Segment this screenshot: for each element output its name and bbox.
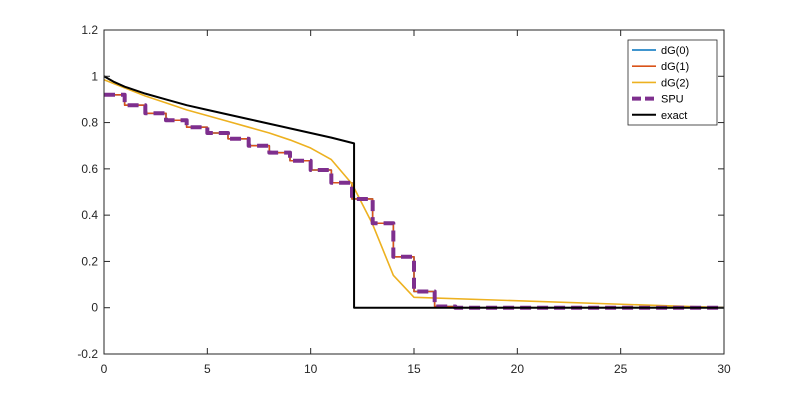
legend-label-dg-1: dG(1) xyxy=(661,61,689,73)
y-tick-label: 0.4 xyxy=(81,208,98,222)
y-tick-label: 1 xyxy=(91,69,98,83)
series-line-spu xyxy=(104,92,724,310)
x-tick-label: 25 xyxy=(614,362,628,376)
legend-label-spu: SPU xyxy=(661,94,684,106)
legend-label-exact: exact xyxy=(661,110,687,122)
legend: dG(0) dG(1) dG(2) SPU exact xyxy=(627,39,718,126)
series-layer xyxy=(103,75,725,310)
x-tick-label: 5 xyxy=(204,362,211,376)
x-tick-label: 30 xyxy=(717,362,731,376)
y-tick-label: 0.2 xyxy=(81,254,98,268)
x-tick-label: 0 xyxy=(101,362,108,376)
y-tick-label: -0.2 xyxy=(77,347,98,361)
x-tick-label: 15 xyxy=(407,362,421,376)
legend-label-dg-2: dG(2) xyxy=(661,77,689,89)
plot-area xyxy=(104,30,724,354)
series-line-exact xyxy=(103,75,724,309)
legend-label-dg-0: dG(0) xyxy=(661,45,689,57)
x-tick-label: 10 xyxy=(304,362,318,376)
axes-layer: 0 5 10 15 20 25 30-0.200.20.40.60.811.2 xyxy=(77,23,731,376)
y-tick-label: 0.8 xyxy=(81,116,98,130)
x-tick-label: 20 xyxy=(511,362,525,376)
y-tick-label: 1.2 xyxy=(81,23,98,37)
series-line-dg-2 xyxy=(103,79,725,309)
y-tick-label: 0.6 xyxy=(81,162,98,176)
y-tick-label: 0 xyxy=(91,301,98,315)
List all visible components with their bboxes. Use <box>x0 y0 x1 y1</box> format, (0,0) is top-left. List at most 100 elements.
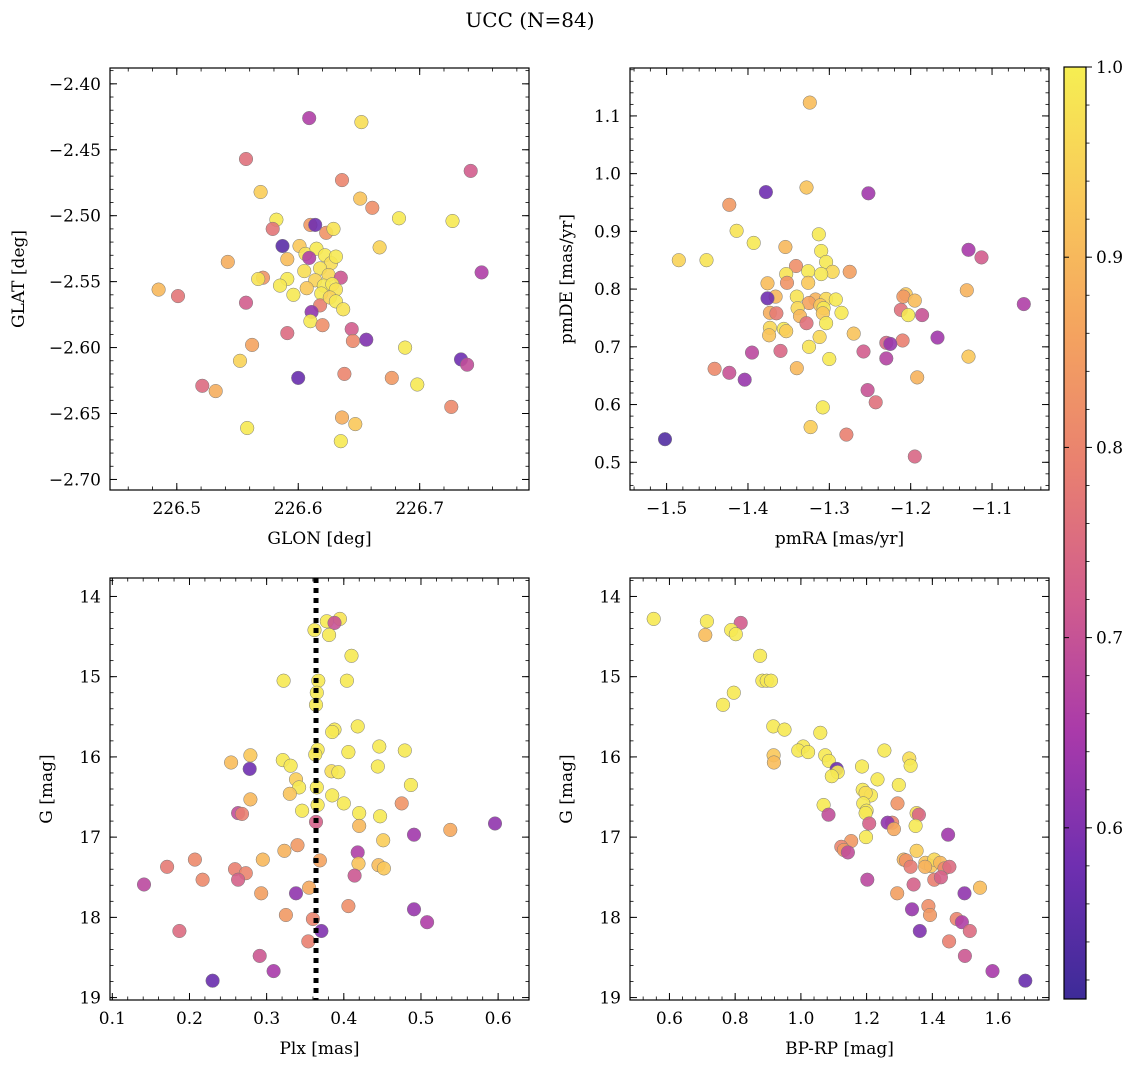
data-point <box>906 877 921 892</box>
data-point <box>325 788 340 803</box>
data-point <box>460 357 475 372</box>
data-point <box>856 344 871 359</box>
data-point <box>762 328 777 343</box>
data-point <box>331 765 346 780</box>
data-point <box>760 291 775 306</box>
y-tick-label: −2.45 <box>49 141 101 161</box>
colorbar-gradient <box>1063 66 1087 1000</box>
data-point <box>372 739 387 754</box>
data-point <box>813 725 828 740</box>
data-point <box>243 792 258 807</box>
data-point <box>840 845 855 860</box>
data-point <box>463 163 478 178</box>
data-point <box>308 217 323 232</box>
data-point <box>801 339 817 354</box>
data-point <box>803 420 818 435</box>
x-tick-label: 226.5 <box>152 499 201 519</box>
y-tick-label: 15 <box>79 668 101 688</box>
data-point <box>879 351 894 366</box>
data-point <box>758 185 773 200</box>
data-point <box>769 306 784 321</box>
data-point <box>941 827 956 842</box>
y-tick-label: −2.50 <box>49 207 101 227</box>
data-point <box>391 211 407 226</box>
x-axis-label: GLON [deg] <box>267 529 371 549</box>
data-point <box>972 880 988 895</box>
data-point <box>266 964 281 979</box>
y-tick-label: 17 <box>599 828 621 848</box>
data-point <box>277 843 292 858</box>
data-point <box>242 761 257 776</box>
data-point <box>907 449 922 464</box>
data-point <box>646 611 661 626</box>
data-point <box>384 370 399 385</box>
data-point <box>234 806 250 821</box>
data-point <box>737 372 752 387</box>
data-point <box>344 648 359 663</box>
x-tick-label: −1.5 <box>646 499 687 519</box>
data-point <box>861 186 876 201</box>
data-point <box>372 240 387 255</box>
colorbar-tick-label: 0.8 <box>1096 438 1123 458</box>
data-point <box>779 324 794 339</box>
data-point <box>877 743 892 758</box>
data-point <box>238 295 254 310</box>
data-point <box>376 833 391 848</box>
data-point <box>347 868 362 883</box>
data-point <box>707 361 722 376</box>
data-point <box>160 859 175 874</box>
data-point <box>240 420 255 436</box>
data-point <box>443 822 458 837</box>
data-point <box>254 886 269 901</box>
data-point <box>406 902 422 917</box>
x-axis-label: pmRA [mas/yr] <box>775 529 904 549</box>
data-point <box>903 758 918 773</box>
data-point <box>915 308 930 323</box>
data-point <box>729 223 744 238</box>
data-point <box>252 948 267 963</box>
y-tick-label: 16 <box>79 748 101 768</box>
data-point <box>814 267 829 282</box>
points <box>657 95 1031 464</box>
axes-frame <box>109 67 530 491</box>
data-point <box>172 923 187 939</box>
data-point <box>283 758 298 773</box>
data-point <box>722 365 737 380</box>
data-point <box>187 852 202 867</box>
data-point <box>326 221 341 236</box>
data-point <box>801 275 816 290</box>
data-point <box>870 772 885 787</box>
data-point <box>910 370 925 385</box>
data-point <box>251 271 266 287</box>
y-tick-label: 0.6 <box>594 396 621 416</box>
x-axis-label: Plx [mas] <box>279 1039 359 1059</box>
data-point <box>487 816 503 831</box>
y-tick-label: 18 <box>79 908 101 928</box>
data-point <box>930 330 945 345</box>
y-tick-label: 1.0 <box>594 165 621 185</box>
data-point <box>353 191 368 206</box>
axes-frame <box>629 67 1050 491</box>
y-tick-label: −2.55 <box>49 273 101 293</box>
data-point <box>801 745 816 760</box>
data-point <box>907 293 922 308</box>
data-point <box>255 852 270 867</box>
panel-top-right: −1.5 −1.4 −1.3 −1.2 −1.1 0.5 0.6 0.7 0.8 0.9 1.0 1.… <box>557 67 1050 549</box>
colorbar: 0.6 0.7 0.8 0.9 1.0 <box>1063 58 1123 1000</box>
data-point <box>297 264 312 279</box>
data-point <box>253 184 268 200</box>
data-point <box>766 755 781 770</box>
data-point <box>272 278 288 293</box>
x-tick-label: −1.2 <box>890 499 931 519</box>
data-point <box>942 934 957 949</box>
data-point <box>376 861 391 876</box>
x-tick-label: 1.0 <box>787 1009 814 1029</box>
data-point <box>231 872 246 887</box>
data-point <box>205 973 220 988</box>
data-point <box>904 902 920 917</box>
x-tick-label: 1.2 <box>853 1009 880 1029</box>
data-point <box>325 724 340 740</box>
data-point <box>722 197 737 212</box>
data-point <box>839 427 854 442</box>
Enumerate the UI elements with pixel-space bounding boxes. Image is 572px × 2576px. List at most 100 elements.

-.-.-

→ Task requirements
Render every line of the rows above as a Markdown table with two columns, "Number" and "Line", skipping blank lines and leaving out the pictures.

→ Answer
| Number | Line |
|---|---|
| 1 | Segment this screenshot: for each element output its name and bbox. |
| 2 | legend-label-dg-1: dG(1) xyxy=(661,61,689,73) |
| 3 | y-tick-label: 0.4 xyxy=(81,208,98,222) |
| 4 | y-tick-label: 1 xyxy=(91,69,98,83) |
| 5 | series-line-spu xyxy=(104,92,724,310) |
| 6 | x-tick-label: 25 xyxy=(614,362,628,376) |
| 7 | legend-label-spu: SPU xyxy=(661,94,684,106) |
| 8 | legend-label-exact: exact xyxy=(661,110,687,122) |
| 9 | legend: dG(0) dG(1) dG(2) SPU exact xyxy=(627,39,718,126) |
| 10 | series-layer xyxy=(103,75,725,310) |
| 11 | x-tick-label: 5 xyxy=(204,362,211,376) |
| 12 | x-tick-label: 30 xyxy=(717,362,731,376) |
| 13 | y-tick-label: 0.2 xyxy=(81,254,98,268) |
| 14 | x-tick-label: 0 xyxy=(101,362,108,376) |
| 15 | y-tick-label: -0.2 xyxy=(77,347,98,361) |
| 16 | x-tick-label: 15 xyxy=(407,362,421,376) |
| 17 | legend-label-dg-2: dG(2) xyxy=(661,77,689,89) |
| 18 | plot-area xyxy=(104,30,724,354) |
| 19 | series-line-exact xyxy=(103,75,724,309) |
| 20 | legend-label-dg-0: dG(0) xyxy=(661,45,689,57) |
| 21 | x-tick-label: 10 xyxy=(304,362,318,376) |
| 22 | axes-layer: 0 5 10 15 20 25 30-0.200.20.40.60.811.2 xyxy=(77,23,731,376) |
| 23 | y-tick-label: 0.8 xyxy=(81,116,98,130) |
| 24 | x-tick-label: 20 xyxy=(511,362,525,376) |
| 25 | y-tick-label: 1.2 xyxy=(81,23,98,37) |
| 26 | series-line-dg-2 xyxy=(103,79,725,309) |
| 27 | y-tick-label: 0.6 xyxy=(81,162,98,176) |
| 28 | y-tick-label: 0 xyxy=(91,301,98,315) |
| 29 | List all visible components with their bboxes. Use <box>x0 y0 x1 y1</box> format, (0,0) is top-left. List at most 100 elements. |
| 30 | data-point <box>906 877 921 892</box> |
| 31 | data-point <box>325 788 340 803</box> |
| 32 | data-point <box>460 357 475 372</box> |
| 33 | data-point <box>856 344 871 359</box> |
| 34 | data-point <box>762 328 777 343</box> |
| 35 | data-point <box>331 765 346 780</box> |
| 36 | data-point <box>760 291 775 306</box> |
| 37 | y-tick-label: −2.45 <box>49 141 101 161</box> |
| 38 | colorbar-gradient <box>1063 66 1087 1000</box> |
| 39 | data-point <box>372 739 387 754</box> |
| 40 | data-point <box>813 725 828 740</box> |
| 41 | data-point <box>243 792 258 807</box> |
| 42 | data-point <box>840 845 855 860</box> |
| 43 | data-point <box>463 163 478 178</box> |
| 44 | data-point <box>308 217 323 232</box> |
| 45 | data-point <box>801 339 817 354</box> |
| 46 | data-point <box>803 420 818 435</box> |
| 47 | x-tick-label: 226.5 <box>152 499 201 519</box> |
| 48 | y-tick-label: 15 <box>79 668 101 688</box> |
| 49 | data-point <box>879 351 894 366</box> |
| 50 | data-point <box>758 185 773 200</box> |
| 51 | data-point <box>769 306 784 321</box> |
| 52 | data-point <box>941 827 956 842</box> |
| 53 | y-tick-label: −2.50 <box>49 207 101 227</box> |
| 54 | data-point <box>391 211 407 226</box> |
| 55 | x-axis-label: GLON [deg] <box>267 529 371 549</box> |
| 56 | data-point <box>972 880 988 895</box> |
| 57 | data-point <box>266 964 281 979</box> |
| 58 | y-tick-label: 17 <box>599 828 621 848</box> |
| 59 | data-point <box>277 843 292 858</box> |
| 60 | data-point <box>242 761 257 776</box> |
| 61 | data-point <box>907 449 922 464</box> |
| 62 | data-point <box>646 611 661 626</box> |
| 63 | data-point <box>384 370 399 385</box> |
| 64 | data-point <box>234 806 250 821</box> |
| 65 | data-point <box>737 372 752 387</box> |
| 66 | data-point <box>344 648 359 663</box> |
| 67 | x-tick-label: −1.5 <box>646 499 687 519</box> |
| 68 | data-point <box>861 186 876 201</box> |
| 69 | data-point <box>372 240 387 255</box> |
| 70 | colorbar-tick-label: 0.8 <box>1096 438 1123 458</box> |
| 71 | data-point <box>779 324 794 339</box> |
| 72 | data-point <box>877 743 892 758</box> |
| 73 | data-point <box>238 295 254 310</box> |
| 74 | data-point <box>376 833 391 848</box> |
| 75 | data-point <box>347 868 362 883</box> |
| 76 | data-point <box>707 361 722 376</box> |
| 77 | data-point <box>160 859 175 874</box> |
| 78 | data-point <box>240 420 255 436</box> |
| 79 | data-point <box>443 822 458 837</box> |
| 80 | data-point <box>254 886 269 901</box> |
| 81 | data-point <box>406 902 422 917</box> |
| 82 | x-axis-label: pmRA [mas/yr] <box>775 529 904 549</box> |
| 83 | data-point <box>903 758 918 773</box> |
| 84 | data-point <box>915 308 930 323</box> |
| 85 | data-point <box>729 223 744 238</box> |
| 86 | data-point <box>252 948 267 963</box> |
| 87 | y-tick-label: 16 <box>79 748 101 768</box> |
| 88 | data-point <box>814 267 829 282</box> |
| 89 | points <box>657 95 1031 464</box> |
| 90 | axes-frame <box>109 67 530 491</box> |
| 91 | data-point <box>172 923 187 939</box> |
| 92 | data-point <box>283 758 298 773</box> |
| 93 | data-point <box>722 365 737 380</box> |
| 94 | data-point <box>187 852 202 867</box> |
| 95 | data-point <box>326 221 341 236</box> |
| 96 | data-point <box>801 275 816 290</box> |
| 97 | data-point <box>870 772 885 787</box> |
| 98 | data-point <box>910 370 925 385</box> |
| 99 | data-point <box>251 271 266 287</box> |
| 100 | y-tick-label: 0.6 <box>594 396 621 416</box> |
| 101 | x-axis-label: Plx [mas] <box>279 1039 359 1059</box> |
| 102 | data-point <box>487 816 503 831</box> |
| 103 | y-tick-label: 18 <box>79 908 101 928</box> |
| 104 | data-point <box>930 330 945 345</box> |
| 105 | y-tick-label: 1.0 <box>594 165 621 185</box> |
| 106 | data-point <box>353 191 368 206</box> |
| 107 | axes-frame <box>629 67 1050 491</box> |
| 108 | y-tick-label: −2.55 <box>49 273 101 293</box> |
| 109 | data-point <box>801 745 816 760</box> |
| 110 | data-point <box>907 293 922 308</box> |
| 111 | data-point <box>255 852 270 867</box> |
| 112 | panel-top-right: −1.5 −1.4 −1.3 −1.2 −1.1 0.5 0.6 0.7 0.8 0.9 1.0 1.… <box>557 67 1050 549</box> |
| 113 | colorbar: 0.6 0.7 0.8 0.9 1.0 <box>1063 58 1123 1000</box> |
| 114 | data-point <box>297 264 312 279</box> |
| 115 | data-point <box>253 184 268 200</box> |
| 116 | data-point <box>766 755 781 770</box> |
| 117 | data-point <box>272 278 288 293</box> |
| 118 | x-tick-label: −1.2 <box>890 499 931 519</box> |
| 119 | data-point <box>942 934 957 949</box> |
| 120 | data-point <box>376 861 391 876</box> |
| 121 | x-tick-label: 1.0 <box>787 1009 814 1029</box> |
| 122 | data-point <box>231 872 246 887</box> |
| 123 | data-point <box>205 973 220 988</box> |
| 124 | data-point <box>904 902 920 917</box> |
| 125 | x-tick-label: 1.2 <box>853 1009 880 1029</box> |
| 126 | data-point <box>325 724 340 740</box> |
| 127 | data-point <box>722 197 737 212</box> |
| 128 | data-point <box>839 427 854 442</box> |
| 129 | Enumerate the UI elements with pixel-space bounding boxes. Image is 572px × 2576px. List at most 100 elements. |